Complete step by step solution:
So we know that the noble gases are also called as the inert gases since they do not react with the other elements as they do. And the cause of inertness toward other elements are because of their stable electronic configuration. The noble gases have the filled orbitals and hence less in energy and completely stable.
-The noble gases are
 Helium (He, Z=2)
Neon (Ne, Z=10),
Argon (Ar, Z=18),
Krypton (Kr, Z=30)
Xenon (Xe, Z=54)
Radon (Rn, Z=86)

The general electronic configuration of noble gas is $n{{s}^{2}}n{{p}^{6}}$ expect for He which is $n{{s}^{2}}$ configuration.
-Among these elements Xe possess similarities with oxygen like first ionization energy of xenon is almost similar to the oxygen both having values $1170 kJmo{{l}^{-1}}$ and $1180 kJmo{{l}^{-1}}$ respectively.
-The molecular diameters of both the oxygen and xenon is identical which gives a value of
400pm

- Neil Bartlett, a scientist studied these similarities and he put forward an argument that since oxygen combines with platinum hexafluoride, xenon should also form a similar compound with hexafluoride and he proved he was correct. He mixed deep-red vapors $Pt{{F}_{6}}$ with Xe which formed an orange-yellow solid at room temperature with a formula similar to the formulae of the compound formed by oxygen.
Hence the first stable noble gas compound was discovered and the reactivity study of noble gas gained the attention.
\[Pt{{F}_{6}}+{{O}_{2}}\to {{O}_{2}}^{+}{{\left[ Pt{{F}_{6}} \right]}^{-}}\]
\[Pt{{F}_{6}}+Xe\to X{{e}^{+}}{{\left[ Pt{{F}_{6}} \right]}^{-}}\]

-Another reason for the reactive is as the Xe atom is having a much greater size. It’s a larger molecule hence the impact or attraction of nucleus for the valence electrons will be less, hence very less amount of energy is required to remove the outer electrons, The first ionization enthalpy of the Xe is less and they react with the strong electron acceptor atom like fluorine which only needs an electron more to complete its shell. And as we move down the group in a periodic table first ionization enthalpy decreases.

So Xe reacts with Fluorine to gives xenon fluorides like $Xe{{F}_{2}},Xe{{F}_{4}},Xe{{F}_{6}}$
\[Xe+{{F}_{2}}\xrightarrow{{{400}^{\circ }}C}Xe{{F}_{2}}\] (In 2:1 ratio)
\[Xe+2{{F}_{2}}\xrightarrow[Ni]{{{400}^{\circ }}C}Xe{{F}_{4}}\] (In 1:5 ratio)

\[Xe+3{{F}_{2}}\xrightarrow[50atm]{{{300}^{\circ }}C}Xe{{F}_{6}}\] (In 1:20 ratio)
So Xe is the only noble gas known to react with fluorine having the atomic number 54.
So, the correct answer is “Option A”.

Note: As we have stated that the first ionization enthalpy decreases down the group then radon should be more reactive than xenon and radon is a larger molecule than xenon. But radon is a radioactive element, it has a very short half-life and hence its compounds are not studied or known yet.

■ DIRECTIONS
A - According to the noble gas solution, why did Neil Bartlett expect xenon to form a compound with platinum hexafluoride? Answer in one to three sentences.
B - In the noble gas solution, what did mixing xenon with platinum hexafluoride vapor produce at room temperature?
The listing after this point is not needed.

■ Data drawn from a collection
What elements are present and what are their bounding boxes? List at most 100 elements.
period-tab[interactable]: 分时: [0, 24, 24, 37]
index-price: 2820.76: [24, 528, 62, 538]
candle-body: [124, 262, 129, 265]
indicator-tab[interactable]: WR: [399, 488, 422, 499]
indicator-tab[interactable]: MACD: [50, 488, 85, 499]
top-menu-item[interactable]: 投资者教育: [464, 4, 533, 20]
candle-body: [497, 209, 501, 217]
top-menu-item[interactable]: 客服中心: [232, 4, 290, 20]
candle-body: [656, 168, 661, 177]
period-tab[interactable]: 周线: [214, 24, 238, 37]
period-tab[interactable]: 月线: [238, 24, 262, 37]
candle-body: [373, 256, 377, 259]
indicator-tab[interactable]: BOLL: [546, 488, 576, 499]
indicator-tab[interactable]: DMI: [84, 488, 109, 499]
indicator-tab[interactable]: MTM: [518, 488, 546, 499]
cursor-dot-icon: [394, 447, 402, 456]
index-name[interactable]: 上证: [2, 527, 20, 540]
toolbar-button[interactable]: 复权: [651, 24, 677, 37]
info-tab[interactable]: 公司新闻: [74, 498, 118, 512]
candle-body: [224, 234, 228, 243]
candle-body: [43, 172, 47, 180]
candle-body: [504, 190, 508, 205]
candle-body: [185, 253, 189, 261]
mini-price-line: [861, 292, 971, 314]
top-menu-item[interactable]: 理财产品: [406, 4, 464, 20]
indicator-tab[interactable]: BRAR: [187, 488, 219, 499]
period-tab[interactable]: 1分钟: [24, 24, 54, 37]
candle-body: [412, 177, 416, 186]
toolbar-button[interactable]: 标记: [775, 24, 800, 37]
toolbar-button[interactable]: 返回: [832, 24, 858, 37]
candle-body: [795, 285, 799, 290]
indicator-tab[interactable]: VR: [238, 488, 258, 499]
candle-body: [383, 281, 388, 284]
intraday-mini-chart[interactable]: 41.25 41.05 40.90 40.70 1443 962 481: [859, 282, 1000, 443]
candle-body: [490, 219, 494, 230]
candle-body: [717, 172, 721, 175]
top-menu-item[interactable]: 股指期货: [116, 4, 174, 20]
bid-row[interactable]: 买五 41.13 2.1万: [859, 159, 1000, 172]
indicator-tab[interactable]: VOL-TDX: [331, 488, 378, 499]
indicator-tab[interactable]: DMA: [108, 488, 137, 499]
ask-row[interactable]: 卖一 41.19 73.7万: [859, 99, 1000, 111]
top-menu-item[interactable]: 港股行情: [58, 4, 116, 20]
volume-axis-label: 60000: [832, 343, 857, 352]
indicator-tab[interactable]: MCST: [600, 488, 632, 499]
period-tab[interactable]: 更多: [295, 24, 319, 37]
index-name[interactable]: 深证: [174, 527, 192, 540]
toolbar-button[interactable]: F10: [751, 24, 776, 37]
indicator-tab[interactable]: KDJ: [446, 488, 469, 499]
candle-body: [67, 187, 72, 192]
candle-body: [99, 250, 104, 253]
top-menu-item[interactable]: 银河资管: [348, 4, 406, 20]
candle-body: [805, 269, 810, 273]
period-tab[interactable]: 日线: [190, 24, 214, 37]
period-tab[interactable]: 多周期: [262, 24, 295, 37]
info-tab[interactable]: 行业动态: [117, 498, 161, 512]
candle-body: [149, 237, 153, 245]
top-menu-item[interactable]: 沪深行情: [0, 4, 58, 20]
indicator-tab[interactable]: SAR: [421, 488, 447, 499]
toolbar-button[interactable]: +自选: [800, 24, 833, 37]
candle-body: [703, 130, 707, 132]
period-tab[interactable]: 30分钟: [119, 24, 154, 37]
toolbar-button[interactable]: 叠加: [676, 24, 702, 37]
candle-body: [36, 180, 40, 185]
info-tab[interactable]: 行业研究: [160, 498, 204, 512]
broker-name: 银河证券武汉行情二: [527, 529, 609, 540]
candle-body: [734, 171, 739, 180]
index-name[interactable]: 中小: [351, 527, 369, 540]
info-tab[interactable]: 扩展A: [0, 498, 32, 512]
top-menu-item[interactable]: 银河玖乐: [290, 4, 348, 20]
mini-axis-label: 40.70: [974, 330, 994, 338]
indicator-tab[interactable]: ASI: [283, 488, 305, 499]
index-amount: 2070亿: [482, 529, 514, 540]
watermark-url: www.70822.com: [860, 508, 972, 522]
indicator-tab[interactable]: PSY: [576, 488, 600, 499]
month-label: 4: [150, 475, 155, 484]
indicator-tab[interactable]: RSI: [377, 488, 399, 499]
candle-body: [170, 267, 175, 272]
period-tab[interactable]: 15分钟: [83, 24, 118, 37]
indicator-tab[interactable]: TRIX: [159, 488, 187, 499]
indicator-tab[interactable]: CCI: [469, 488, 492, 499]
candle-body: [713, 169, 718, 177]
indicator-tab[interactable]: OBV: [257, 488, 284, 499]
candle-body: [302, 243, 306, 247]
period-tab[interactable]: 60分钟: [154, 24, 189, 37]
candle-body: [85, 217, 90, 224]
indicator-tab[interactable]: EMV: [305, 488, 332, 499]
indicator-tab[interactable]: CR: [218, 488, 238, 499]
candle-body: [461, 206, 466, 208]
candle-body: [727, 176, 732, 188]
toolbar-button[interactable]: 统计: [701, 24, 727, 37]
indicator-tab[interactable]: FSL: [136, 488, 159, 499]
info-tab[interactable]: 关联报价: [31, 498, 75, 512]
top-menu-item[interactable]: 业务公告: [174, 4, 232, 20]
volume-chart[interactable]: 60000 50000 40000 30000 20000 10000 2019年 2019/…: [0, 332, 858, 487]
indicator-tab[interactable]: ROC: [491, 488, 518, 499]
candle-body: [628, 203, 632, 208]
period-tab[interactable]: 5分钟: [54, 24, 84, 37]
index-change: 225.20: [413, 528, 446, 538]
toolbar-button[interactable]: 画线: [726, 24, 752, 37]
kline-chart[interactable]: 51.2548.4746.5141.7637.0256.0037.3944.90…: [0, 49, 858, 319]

■ SOLVED TASKS
A - Bartlett noticed that xenon resembles oxygen: their first ionization energies are nearly the same (1170 and 1180 kJ/mol), and their molecular diameters are identical. Since oxygen combines with platinum hexafluoride, he argued that xenon should form a similar compound.

B - It produced an orange-yellow solid.